§ WHAT THIS TASK INVOLVES
Gather all lines from the material that contain "Erzgebirge".
[START]
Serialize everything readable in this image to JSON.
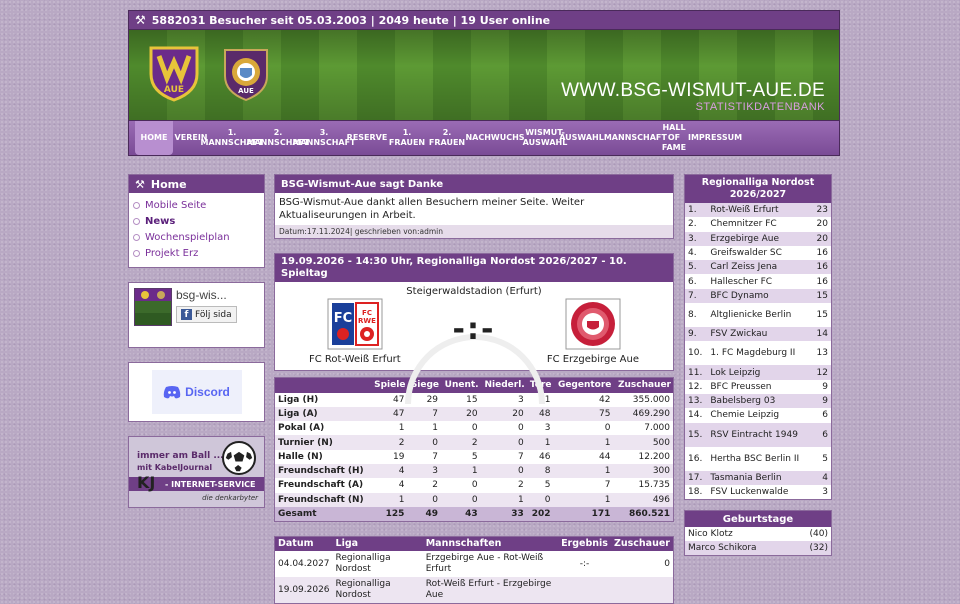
{
  "header": {
    "visitor_line": "5882031 Besucher seit 05.03.2003 | 2049 heute | 19 User online",
    "site_url": "WWW.BSG-WISMUT-AUE.DE",
    "site_sub": "STATISTIKDATENBANK",
    "crest_wismut_text": "AUE",
    "crest_erz_text": "AUE"
  },
  "nav": [
    {
      "label": "HOME",
      "active": true
    },
    {
      "label": "VEREIN"
    },
    {
      "label": "1.\nMANNSCHAFT"
    },
    {
      "label": "2.\nMANNSCHAFT"
    },
    {
      "label": "3.\nMANNSCHAFT"
    },
    {
      "label": "RESERVE"
    },
    {
      "label": "1.\nFRAUEN"
    },
    {
      "label": "2.\nFRAUEN"
    },
    {
      "label": "NACHWUCHS"
    },
    {
      "label": "WISMUT-\nAUSWAHL"
    },
    {
      "label": "AUSWAHLMANNSCHAFT"
    },
    {
      "label": "HALL\nOF\nFAME"
    },
    {
      "label": "IMPRESSUM"
    }
  ],
  "left": {
    "menu_title": "Home",
    "menu_items": [
      {
        "label": "Mobile Seite"
      },
      {
        "label": "News",
        "bold": true
      },
      {
        "label": "Wochenspielplan"
      },
      {
        "label": "Projekt Erz"
      }
    ],
    "fb_name": "bsg-wis...",
    "fb_follow": "Följ sida",
    "fb_f": "f",
    "discord_label": "Discord",
    "kabel_line1": "immer am Ball ...",
    "kabel_line2": "mit KabelJournal",
    "kabel_bar": "- INTERNET-SERVICE",
    "kabel_logo": "KJ",
    "kabel_sub": "die denkarbyter"
  },
  "news": {
    "title": "BSG-Wismut-Aue sagt Danke",
    "text": "BSG-Wismut-Aue dankt allen Besuchern meiner Seite. Weiter Aktualiseurungen in Arbeit.",
    "meta": "Datum:17.11.2024| geschrieben von:admin"
  },
  "match": {
    "title": "19.09.2026 - 14:30 Uhr,  Regionalliga Nordost 2026/2027 - 10. Spieltag",
    "stadium": "Steigerwaldstadion (Erfurt)",
    "home": "FC Rot-Weiß Erfurt",
    "away": "FC Erzgebirge Aue",
    "score": "-:-"
  },
  "stats": {
    "headers": [
      "",
      "Spiele",
      "Siege",
      "Unent.",
      "Niederl.",
      "Tore",
      "Gegentore",
      "Zuschauer"
    ],
    "rows": [
      [
        "Liga (H)",
        "47",
        "29",
        "15",
        "3",
        "91",
        "42",
        "355.000"
      ],
      [
        "Liga (A)",
        "47",
        "7",
        "20",
        "20",
        "48",
        "75",
        "469.290"
      ],
      [
        "Pokal (A)",
        "1",
        "1",
        "0",
        "0",
        "3",
        "0",
        "7.000"
      ],
      [
        "Turnier (N)",
        "2",
        "0",
        "2",
        "0",
        "1",
        "1",
        "500"
      ],
      [
        "Halle (N)",
        "19",
        "7",
        "5",
        "7",
        "46",
        "44",
        "12.200"
      ],
      [
        "Freundschaft (H)",
        "4",
        "3",
        "1",
        "0",
        "8",
        "1",
        "300"
      ],
      [
        "Freundschaft (A)",
        "4",
        "2",
        "0",
        "2",
        "5",
        "7",
        "15.735"
      ],
      [
        "Freundschaft (N)",
        "1",
        "0",
        "0",
        "1",
        "0",
        "1",
        "496"
      ],
      [
        "Gesamt",
        "125",
        "49",
        "43",
        "33",
        "202",
        "171",
        "860.521"
      ]
    ]
  },
  "fixtures": {
    "headers": [
      "Datum",
      "Liga",
      "Mannschaften",
      "Ergebnis",
      "Zuschauer"
    ],
    "rows": [
      [
        "04.04.2027",
        "Regionalliga Nordost",
        "Erzgebirge Aue - Rot-Weiß Erfurt",
        "-:-",
        "0"
      ],
      [
        "19.09.2026",
        "Regionalliga Nordost",
        "Rot-Weiß Erfurt - Erzgebirge Aue",
        "",
        ""
      ]
    ]
  },
  "league": {
    "title": "Regionalliga Nordost 2026/2027",
    "rows": [
      [
        "1.",
        "Rot-Weiß Erfurt",
        "23"
      ],
      [
        "2.",
        "Chemnitzer FC",
        "20"
      ],
      [
        "3.",
        "Erzgebirge Aue",
        "20"
      ],
      [
        "4.",
        "Greifswalder SC",
        "16"
      ],
      [
        "5.",
        "Carl Zeiss Jena",
        "16"
      ],
      [
        "6.",
        "Hallescher FC",
        "16"
      ],
      [
        "7.",
        "BFC Dynamo",
        "15"
      ],
      [
        "8.",
        "Altglienicke Berlin",
        "15"
      ],
      [
        "9.",
        "FSV Zwickau",
        "14"
      ],
      [
        "10.",
        "1. FC Magdeburg II",
        "13"
      ],
      [
        "11.",
        "Lok Leipzig",
        "12"
      ],
      [
        "12.",
        "BFC Preussen",
        "9"
      ],
      [
        "13.",
        "Babelsberg 03",
        "9"
      ],
      [
        "14.",
        "Chemie Leipzig",
        "6"
      ],
      [
        "15.",
        "RSV Eintracht 1949",
        "6"
      ],
      [
        "16.",
        "Hertha BSC Berlin II",
        "5"
      ],
      [
        "17.",
        "Tasmania Berlin",
        "4"
      ],
      [
        "18.",
        "FSV Luckenwalde",
        "3"
      ]
    ]
  },
  "birthdays": {
    "title": "Geburtstage",
    "rows": [
      [
        "Nico Klotz",
        "(40)"
      ],
      [
        "Marco Schikora",
        "(32)"
      ]
    ]
  },
  "colors": {
    "accent": "#6f3f86",
    "nav": "#8a5ba4",
    "row_alt": "#ede5f1"
  }
}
[END]
§ RESULT OF THIS EXERCISE
    "away": "FC Erzgebirge Aue",
        "Erzgebirge Aue - Rot-Weiß Erfurt",
        "Rot-Weiß Erfurt - Erzgebirge Aue",
        "Erzgebirge Aue",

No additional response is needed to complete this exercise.